### Extracted data entries
┄┄┄┄┄┄┄┄┄┄
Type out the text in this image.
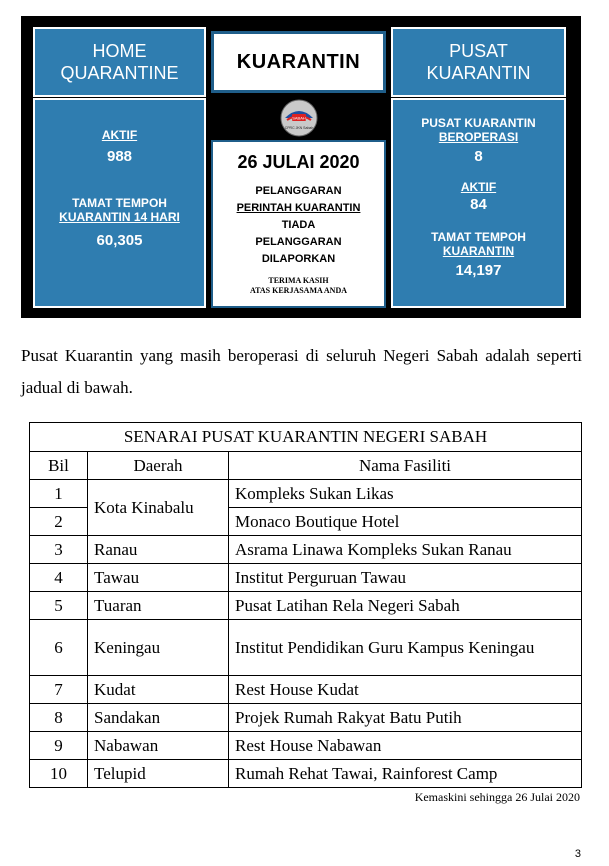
HOME
QUARANTINE	KUARANTIN	PUSAT
KUARANTIN
AKTIF
988
TAMAT TEMPOH
KUARANTIN 14 HARI
60,305
SABAH
CPRC JKN Sabah
26 JULAI 2020
PELANGGARAN
PERINTAH KUARANTIN
TIADA
PELANGGARAN
DILAPORKAN
TERIMA KASIH
ATAS KERJASAMA ANDA
PUSAT KUARANTIN
BEROPERASI
8
AKTIF
84
TAMAT TEMPOH
KUARANTIN
14,197
Pusat Kuarantin yang masih beroperasi di seluruh Negeri Sabah adalah seperti jadual di bawah.
SENARAI PUSAT KUARANTIN NEGERI SABAH		
Bil	Daerah	Nama Fasiliti
1	Kota Kinabalu	Kompleks Sukan Likas
2		Monaco Boutique Hotel
3	Ranau	Asrama Linawa Kompleks Sukan Ranau
4	Tawau	Institut Perguruan Tawau
5	Tuaran	Pusat Latihan Rela Negeri Sabah
6	Keningau	Institut Pendidikan Guru Kampus Keningau
7	Kudat	Rest House Kudat
8	Sandakan	Projek Rumah Rakyat Batu Putih
9	Nabawan	Rest House Nabawan
10	Telupid	Rumah Rehat Tawai, Rainforest Camp
Kemaskini sehingga 26 Julai 2020
3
┄┄┄┄┄┄┄┄┄┄
### Exercise prompt
Extract every line containing the string "Sukan" from the data above.

### Correct response
1	Kota Kinabalu	Kompleks Sukan Likas
3	Ranau	Asrama Linawa Kompleks Sukan Ranau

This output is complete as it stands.